● **Brief**
Type out all the records word for word. Any pictures are to be left out.

[Stored data]

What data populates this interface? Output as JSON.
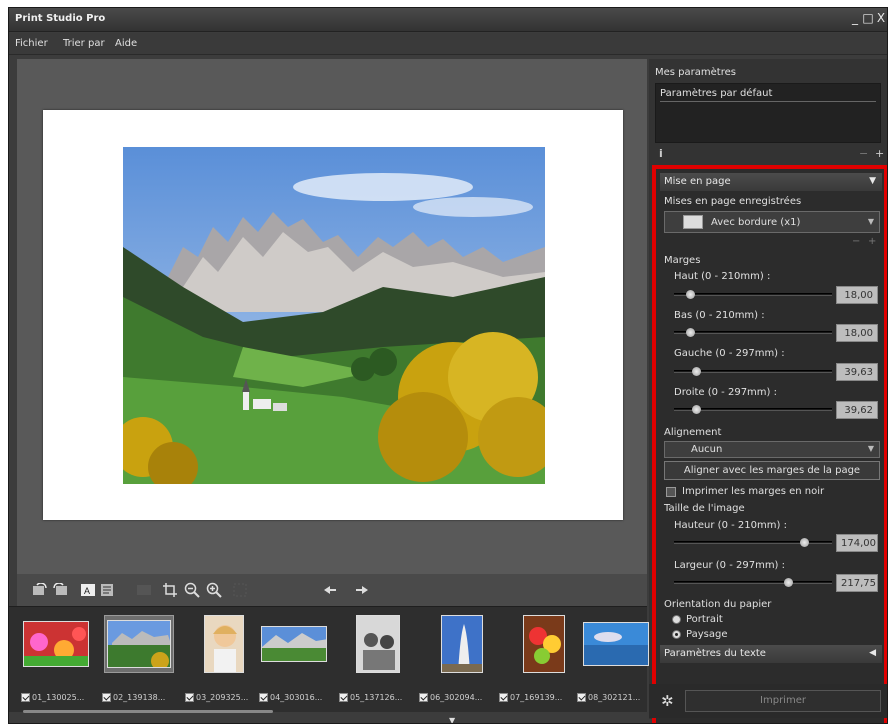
{
  "window": {
    "title": "Print Studio Pro",
    "controls": [
      "_",
      "□",
      "X"
    ]
  },
  "menu": [
    "Fichier",
    "Trier par",
    "Aide"
  ],
  "right_panel": {
    "my_params_title": "Mes paramètres",
    "my_params_item": "Paramètres par défaut",
    "info_icon": "i",
    "minus": "−",
    "plus": "+",
    "layout": {
      "header": "Mise en page",
      "saved_label": "Mises en page enregistrées",
      "saved_value": "Avec bordure (x1)",
      "minus": "−",
      "plus": "+",
      "margins_label": "Marges",
      "margins": [
        {
          "label": "Haut (0 - 210mm) :",
          "value": "18,00",
          "fraction": 0.07
        },
        {
          "label": "Bas (0 - 210mm) :",
          "value": "18,00",
          "fraction": 0.07
        },
        {
          "label": "Gauche (0 - 297mm) :",
          "value": "39,63",
          "fraction": 0.13
        },
        {
          "label": "Droite (0 - 297mm) :",
          "value": "39,62",
          "fraction": 0.13
        }
      ],
      "alignment_label": "Alignement",
      "alignment_value": "Aucun",
      "align_button": "Aligner avec les marges de la page",
      "print_margins_black": "Imprimer les marges en noir",
      "image_size_label": "Taille de l'image",
      "image_size": [
        {
          "label": "Hauteur (0 - 210mm) :",
          "value": "174,00",
          "fraction": 0.83
        },
        {
          "label": "Largeur (0 - 297mm) :",
          "value": "217,75",
          "fraction": 0.73
        }
      ],
      "orientation_label": "Orientation du papier",
      "portrait": "Portrait",
      "landscape": "Paysage",
      "text_params": "Paramètres du texte"
    },
    "print_button": "Imprimer"
  },
  "filmstrip": [
    {
      "caption": "01_130025..."
    },
    {
      "caption": "02_139138..."
    },
    {
      "caption": "03_209325..."
    },
    {
      "caption": "04_303016..."
    },
    {
      "caption": "05_137126..."
    },
    {
      "caption": "06_302094..."
    },
    {
      "caption": "07_169139..."
    },
    {
      "caption": "08_302121..."
    }
  ]
}
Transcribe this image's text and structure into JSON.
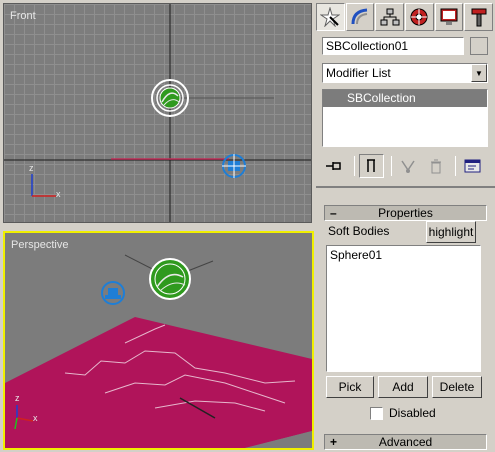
{
  "viewports": {
    "front": {
      "label": "Front",
      "axis_z": "z",
      "axis_x": "x"
    },
    "perspective": {
      "label": "Perspective",
      "axis_z": "z",
      "axis_x": "x"
    }
  },
  "command_panel": {
    "tabs": [
      {
        "name": "create",
        "icon": "create-star-icon",
        "active": true
      },
      {
        "name": "modify",
        "icon": "modify-arc-icon",
        "active": false
      },
      {
        "name": "hierarchy",
        "icon": "hierarchy-icon",
        "active": false
      },
      {
        "name": "motion",
        "icon": "motion-wheel-icon",
        "active": false
      },
      {
        "name": "display",
        "icon": "display-monitor-icon",
        "active": false
      },
      {
        "name": "utilities",
        "icon": "utilities-hammer-icon",
        "active": false
      }
    ],
    "object_name": "SBCollection01",
    "modifier_list": "Modifier List",
    "stack_items": [
      "SBCollection"
    ],
    "stack_tools": [
      "pin-stack-icon",
      "show-end-result-icon",
      "make-unique-icon",
      "remove-modifier-icon",
      "configure-sets-icon"
    ]
  },
  "properties": {
    "rollout_title": "Properties",
    "rollout_sign": "–",
    "soft_bodies_label": "Soft Bodies",
    "highlight_button": "highlight",
    "list_items": [
      "Sphere01"
    ],
    "pick_button": "Pick",
    "add_button": "Add",
    "delete_button": "Delete",
    "disabled_label": "Disabled",
    "disabled_checked": false
  },
  "advanced": {
    "rollout_title": "Advanced",
    "rollout_sign": "+"
  },
  "colors": {
    "viewport_bg": "#7d7d7d",
    "grid_line": "#8f8f8f",
    "active_border": "#f0f000",
    "plane": "#b0145a",
    "helper_blue": "#1e7ed6",
    "sphere_green": "#2f9a1e"
  }
}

● **Exercise solution**
What data populates this interface? Output as JSON.
{
  "window": {
    "title": "Print Studio Pro",
    "controls": [
      "_",
      "□",
      "X"
    ]
  },
  "menu": [
    "Fichier",
    "Trier par",
    "Aide"
  ],
  "right_panel": {
    "my_params_title": "Mes paramètres",
    "my_params_item": "Paramètres par défaut",
    "info_icon": "i",
    "minus": "−",
    "plus": "+",
    "layout": {
      "header": "Mise en page",
      "saved_label": "Mises en page enregistrées",
      "saved_value": "Avec bordure (x1)",
      "minus": "−",
      "plus": "+",
      "margins_label": "Marges",
      "margins": [
        {
          "label": "Haut (0 - 210mm) :",
          "value": "18,00",
          "fraction": 0.07
        },
        {
          "label": "Bas (0 - 210mm) :",
          "value": "18,00",
          "fraction": 0.07
        },
        {
          "label": "Gauche (0 - 297mm) :",
          "value": "39,63",
          "fraction": 0.13
        },
        {
          "label": "Droite (0 - 297mm) :",
          "value": "39,62",
          "fraction": 0.13
        }
      ],
      "alignment_label": "Alignement",
      "alignment_value": "Aucun",
      "align_button": "Aligner avec les marges de la page",
      "print_margins_black": "Imprimer les marges en noir",
      "image_size_label": "Taille de l'image",
      "image_size": [
        {
          "label": "Hauteur (0 - 210mm) :",
          "value": "174,00",
          "fraction": 0.83
        },
        {
          "label": "Largeur (0 - 297mm) :",
          "value": "217,75",
          "fraction": 0.73
        }
      ],
      "orientation_label": "Orientation du papier",
      "portrait": "Portrait",
      "landscape": "Paysage",
      "text_params": "Paramètres du texte"
    },
    "print_button": "Imprimer"
  },
  "filmstrip": [
    {
      "caption": "01_130025..."
    },
    {
      "caption": "02_139138..."
    },
    {
      "caption": "03_209325..."
    },
    {
      "caption": "04_303016..."
    },
    {
      "caption": "05_137126..."
    },
    {
      "caption": "06_302094..."
    },
    {
      "caption": "07_169139..."
    },
    {
      "caption": "08_302121..."
    }
  ]
}
Transcribe this image's text and structure into JSON.
{
  "viewports": {
    "front": {
      "label": "Front",
      "axis_z": "z",
      "axis_x": "x"
    },
    "perspective": {
      "label": "Perspective",
      "axis_z": "z",
      "axis_x": "x"
    }
  },
  "command_panel": {
    "tabs": [
      {
        "name": "create",
        "icon": "create-star-icon",
        "active": true
      },
      {
        "name": "modify",
        "icon": "modify-arc-icon",
        "active": false
      },
      {
        "name": "hierarchy",
        "icon": "hierarchy-icon",
        "active": false
      },
      {
        "name": "motion",
        "icon": "motion-wheel-icon",
        "active": false
      },
      {
        "name": "display",
        "icon": "display-monitor-icon",
        "active": false
      },
      {
        "name": "utilities",
        "icon": "utilities-hammer-icon",
        "active": false
      }
    ],
    "object_name": "SBCollection01",
    "modifier_list": "Modifier List",
    "stack_items": [
      "SBCollection"
    ],
    "stack_tools": [
      "pin-stack-icon",
      "show-end-result-icon",
      "make-unique-icon",
      "remove-modifier-icon",
      "configure-sets-icon"
    ]
  },
  "properties": {
    "rollout_title": "Properties",
    "rollout_sign": "–",
    "soft_bodies_label": "Soft Bodies",
    "highlight_button": "highlight",
    "list_items": [
      "Sphere01"
    ],
    "pick_button": "Pick",
    "add_button": "Add",
    "delete_button": "Delete",
    "disabled_label": "Disabled",
    "disabled_checked": false
  },
  "advanced": {
    "rollout_title": "Advanced",
    "rollout_sign": "+"
  },
  "colors": {
    "viewport_bg": "#7d7d7d",
    "grid_line": "#8f8f8f",
    "active_border": "#f0f000",
    "plane": "#b0145a",
    "helper_blue": "#1e7ed6",
    "sphere_green": "#2f9a1e"
  }
}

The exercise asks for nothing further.